WRITTEN PROBLEM A => In the records, copy the stretch from the line containing "x-axis bbox=[115, 487, 982, 494]" through the line containing "bars bbox=[167, 100, 941, 488]" without changing anything.

____ TEXT EXTRACT

Making the Most of a Springtime Parent-Teacher Conference




Making the Most of a Springtime Parent-Teacher Conference





Parent-teacher conferences can be a wonderful opportunity for parents to learn more about their child's academic performance and to obtain valuable information about developing their child's academic and social skills. Typically schools will have one or two parent-teacher conferences each year. Fall conferences tend to cover performance assessments and setting academic goals for the current school year. Spring conferences tend to focus on reviewing student progress and continuing to set academic goals for both the current and subsequent school years. When attending a Springtime conference it is wise to take careful note of any information regarding your child's learning style and any areas of strengths and/or weaknesses. Also pay close attention to skills which need to be reinforced over the summer. By taking this opportunity to build strong parent-teacher teamwork and communication, you can improve the chances that your child will have a more positive and successful experience. Here are some pointers on how to make the most of your parent-teacher conference.





Before The Conference




Write Down Questions: If you have any questions regarding classroom policies or specific homework assignments write them down ahead of time so that you can discuss them at the conference. It helps to be prepared in order to benefit from the time you and your child's teacher spend together. Start thinking about any questions or comments you have well in advance of the conference so that you will not forget any items that need to be addressed.

Reassure Your Child: Since children feel very anxious and vulnerable at a time like this, it is important to take the time to calm their fears. Explain that parent-teacher conferences are designed to help students by having parents and teachers work together toward the same goals. Let them know that you are interested in learning about their academic progress and social interactions. Even if some performance is less than satisfactory, parents, teachers and students can work together to make it better. Remember that children need to know that you will be there to support them in both their successes as well as their failures.

Ask Your Child: Involve children in the conference process by encouraging them to share their feelings about their performance or about their adjustment to their new class before you meet with their teacher. You may even wish to ask them to predict what their teacher might say about them and why. Having children reflect upon and evaluate their own performance or behavior can be an enlightening experience for both parents and children. Listen carefully to your child's evaluation so that you may provide any guidance, encouragement, or problem solving if necessary. This can be very valuable input at a conference especially if there are any discrepancies in your child's perceptions or significant concerns that need to be discussed.






During The Conference




Be On Time: Your child is important, so you certainly don't want to rush through your parent-teacher conference because you arrived late or have to leave early. Remember that in a class of possibly 25 or more students there will be many other parents waiting to see the teacher as well. When setting up your appointment with the teacher, try to choose your time slot wisely so that you will have enough time on either end of the conference to allow for a little flexibility.

________

WRITTEN PROBLEM B => In the text on springtime parent-teacher conferences, what do spring conferences tend to focus on?

____ EXERCISE DATA

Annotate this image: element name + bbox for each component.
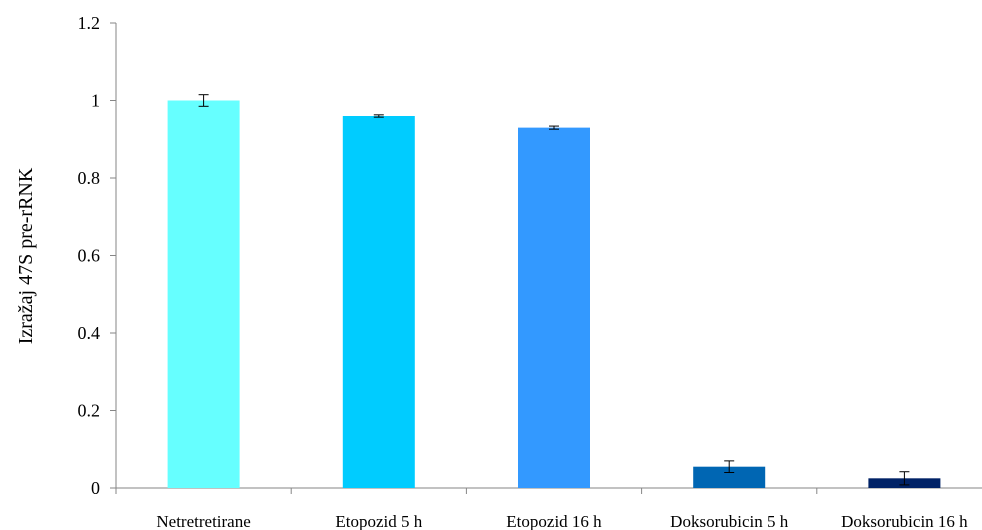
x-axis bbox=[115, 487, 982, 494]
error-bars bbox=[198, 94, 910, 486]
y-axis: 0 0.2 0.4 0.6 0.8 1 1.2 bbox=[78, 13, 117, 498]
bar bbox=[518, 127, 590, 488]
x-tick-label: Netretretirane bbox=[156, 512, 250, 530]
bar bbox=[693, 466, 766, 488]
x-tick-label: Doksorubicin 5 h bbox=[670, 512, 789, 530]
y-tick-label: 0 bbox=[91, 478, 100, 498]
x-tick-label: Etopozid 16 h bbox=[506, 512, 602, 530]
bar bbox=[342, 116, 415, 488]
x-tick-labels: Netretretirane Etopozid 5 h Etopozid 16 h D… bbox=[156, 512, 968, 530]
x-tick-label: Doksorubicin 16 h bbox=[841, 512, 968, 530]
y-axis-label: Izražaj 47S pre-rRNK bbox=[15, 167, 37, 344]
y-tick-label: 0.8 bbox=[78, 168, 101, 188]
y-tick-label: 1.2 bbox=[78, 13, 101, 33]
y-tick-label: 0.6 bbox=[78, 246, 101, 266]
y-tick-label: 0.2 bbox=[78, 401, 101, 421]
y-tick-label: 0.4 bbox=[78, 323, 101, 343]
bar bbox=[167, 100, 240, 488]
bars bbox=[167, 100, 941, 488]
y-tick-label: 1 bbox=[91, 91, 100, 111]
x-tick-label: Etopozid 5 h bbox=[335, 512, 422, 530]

________
____ EXERCISE DATA

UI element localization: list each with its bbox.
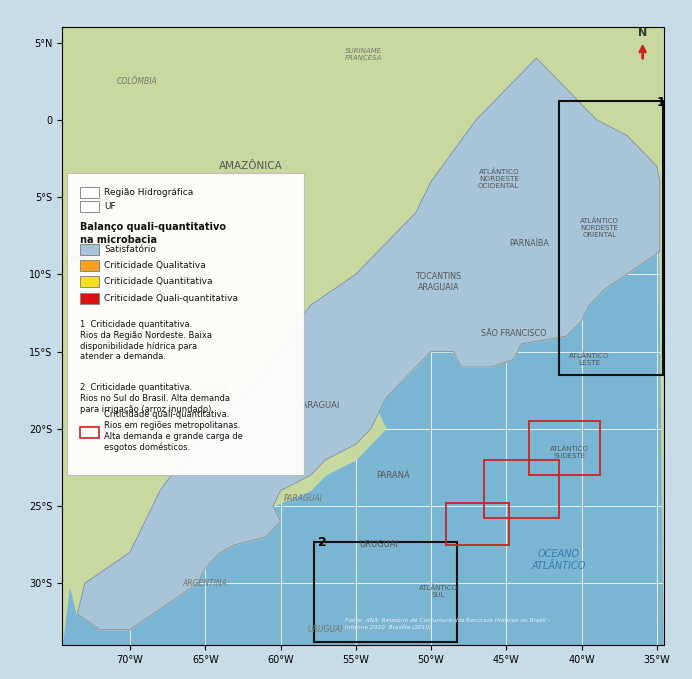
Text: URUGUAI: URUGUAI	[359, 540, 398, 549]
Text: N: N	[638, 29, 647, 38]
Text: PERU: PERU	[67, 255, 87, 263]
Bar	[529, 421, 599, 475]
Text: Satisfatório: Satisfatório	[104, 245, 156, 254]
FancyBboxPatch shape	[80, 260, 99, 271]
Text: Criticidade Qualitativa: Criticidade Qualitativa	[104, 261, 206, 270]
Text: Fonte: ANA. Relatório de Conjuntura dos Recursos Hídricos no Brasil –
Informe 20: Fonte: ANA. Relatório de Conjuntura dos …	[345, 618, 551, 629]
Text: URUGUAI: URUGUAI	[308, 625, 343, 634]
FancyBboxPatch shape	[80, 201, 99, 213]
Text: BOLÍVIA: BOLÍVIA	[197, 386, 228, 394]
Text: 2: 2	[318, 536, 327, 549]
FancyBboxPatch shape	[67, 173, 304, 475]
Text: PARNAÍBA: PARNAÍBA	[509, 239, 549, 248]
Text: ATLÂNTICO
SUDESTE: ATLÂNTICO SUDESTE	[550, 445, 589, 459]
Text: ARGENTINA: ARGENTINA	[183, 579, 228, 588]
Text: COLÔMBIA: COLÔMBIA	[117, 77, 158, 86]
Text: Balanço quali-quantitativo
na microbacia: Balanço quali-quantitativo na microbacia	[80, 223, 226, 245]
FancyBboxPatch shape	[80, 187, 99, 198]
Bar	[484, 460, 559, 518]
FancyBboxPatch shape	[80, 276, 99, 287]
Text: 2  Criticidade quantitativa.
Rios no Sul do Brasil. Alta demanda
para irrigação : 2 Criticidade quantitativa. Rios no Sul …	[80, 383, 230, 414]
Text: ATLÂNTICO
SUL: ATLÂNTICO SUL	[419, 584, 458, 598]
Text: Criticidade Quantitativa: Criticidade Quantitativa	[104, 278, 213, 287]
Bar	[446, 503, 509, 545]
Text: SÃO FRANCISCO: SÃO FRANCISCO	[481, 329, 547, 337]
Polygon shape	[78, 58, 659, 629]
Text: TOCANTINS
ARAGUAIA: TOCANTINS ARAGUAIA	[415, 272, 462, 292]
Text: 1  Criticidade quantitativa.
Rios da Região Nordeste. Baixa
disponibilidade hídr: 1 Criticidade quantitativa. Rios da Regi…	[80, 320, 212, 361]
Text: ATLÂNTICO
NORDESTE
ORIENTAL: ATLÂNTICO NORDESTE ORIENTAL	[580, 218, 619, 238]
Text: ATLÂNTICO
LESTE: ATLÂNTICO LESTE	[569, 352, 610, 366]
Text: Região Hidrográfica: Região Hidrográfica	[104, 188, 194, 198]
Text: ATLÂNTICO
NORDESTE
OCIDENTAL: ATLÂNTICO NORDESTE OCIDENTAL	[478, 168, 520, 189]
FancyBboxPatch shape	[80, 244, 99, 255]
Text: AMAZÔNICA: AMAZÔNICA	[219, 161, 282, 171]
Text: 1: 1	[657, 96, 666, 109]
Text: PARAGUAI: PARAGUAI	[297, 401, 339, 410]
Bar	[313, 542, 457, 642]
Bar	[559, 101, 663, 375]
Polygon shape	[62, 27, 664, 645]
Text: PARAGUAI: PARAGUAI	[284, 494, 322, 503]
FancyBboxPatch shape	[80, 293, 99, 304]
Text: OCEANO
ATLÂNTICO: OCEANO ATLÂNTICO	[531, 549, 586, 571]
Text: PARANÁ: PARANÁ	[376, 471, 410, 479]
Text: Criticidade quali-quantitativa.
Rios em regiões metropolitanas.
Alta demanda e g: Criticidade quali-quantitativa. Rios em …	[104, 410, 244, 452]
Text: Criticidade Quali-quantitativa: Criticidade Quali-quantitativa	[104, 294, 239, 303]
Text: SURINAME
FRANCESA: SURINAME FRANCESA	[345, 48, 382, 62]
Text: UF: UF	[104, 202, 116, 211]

________
____ EXERCISE DATA

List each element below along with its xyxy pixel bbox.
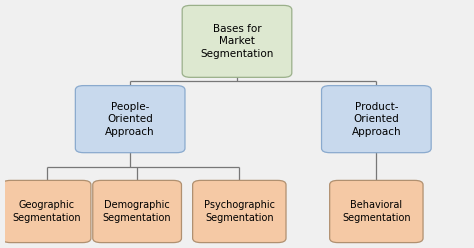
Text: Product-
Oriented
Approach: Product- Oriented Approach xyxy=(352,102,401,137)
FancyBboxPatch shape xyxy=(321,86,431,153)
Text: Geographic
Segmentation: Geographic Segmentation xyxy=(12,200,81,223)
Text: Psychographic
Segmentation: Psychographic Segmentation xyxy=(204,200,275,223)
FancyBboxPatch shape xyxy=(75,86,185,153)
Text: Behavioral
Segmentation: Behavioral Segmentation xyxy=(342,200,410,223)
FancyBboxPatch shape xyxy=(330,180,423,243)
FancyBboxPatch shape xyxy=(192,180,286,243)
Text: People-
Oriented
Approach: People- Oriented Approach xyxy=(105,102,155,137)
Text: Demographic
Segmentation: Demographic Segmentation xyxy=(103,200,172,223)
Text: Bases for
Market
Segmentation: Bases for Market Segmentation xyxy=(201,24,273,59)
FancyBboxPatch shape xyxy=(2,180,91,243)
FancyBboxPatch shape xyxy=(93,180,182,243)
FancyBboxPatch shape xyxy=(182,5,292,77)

________

RIGHT ANSWER A =>
x-axis bbox=[115, 487, 982, 494]
error-bars bbox=[198, 94, 910, 486]
y-axis: 0 0.2 0.4 0.6 0.8 1 1.2 bbox=[78, 13, 117, 498]
bar bbox=[518, 127, 590, 488]
x-tick-label: Netretretirane bbox=[156, 512, 250, 530]
bar bbox=[693, 466, 766, 488]
x-tick-label: Doksorubicin 5 h bbox=[670, 512, 789, 530]
y-tick-label: 0 bbox=[91, 478, 100, 498]
x-tick-label: Etopozid 16 h bbox=[506, 512, 602, 530]
bar bbox=[342, 116, 415, 488]
x-tick-labels: Netretretirane Etopozid 5 h Etopozid 16 h D… bbox=[156, 512, 968, 530]
x-tick-label: Doksorubicin 16 h bbox=[841, 512, 968, 530]
y-axis-label: Izražaj 47S pre-rRNK bbox=[15, 167, 37, 344]
y-tick-label: 0.8 bbox=[78, 168, 101, 188]
y-tick-label: 1.2 bbox=[78, 13, 101, 33]
y-tick-label: 0.6 bbox=[78, 246, 101, 266]
y-tick-label: 0.2 bbox=[78, 401, 101, 421]
y-tick-label: 0.4 bbox=[78, 323, 101, 343]
bar bbox=[167, 100, 240, 488]
bars bbox=[167, 100, 941, 488]

RIGHT ANSWER B => Spring conferences tend to focus on reviewing student progress and continuing to set academic goals for both the current and subsequent school years.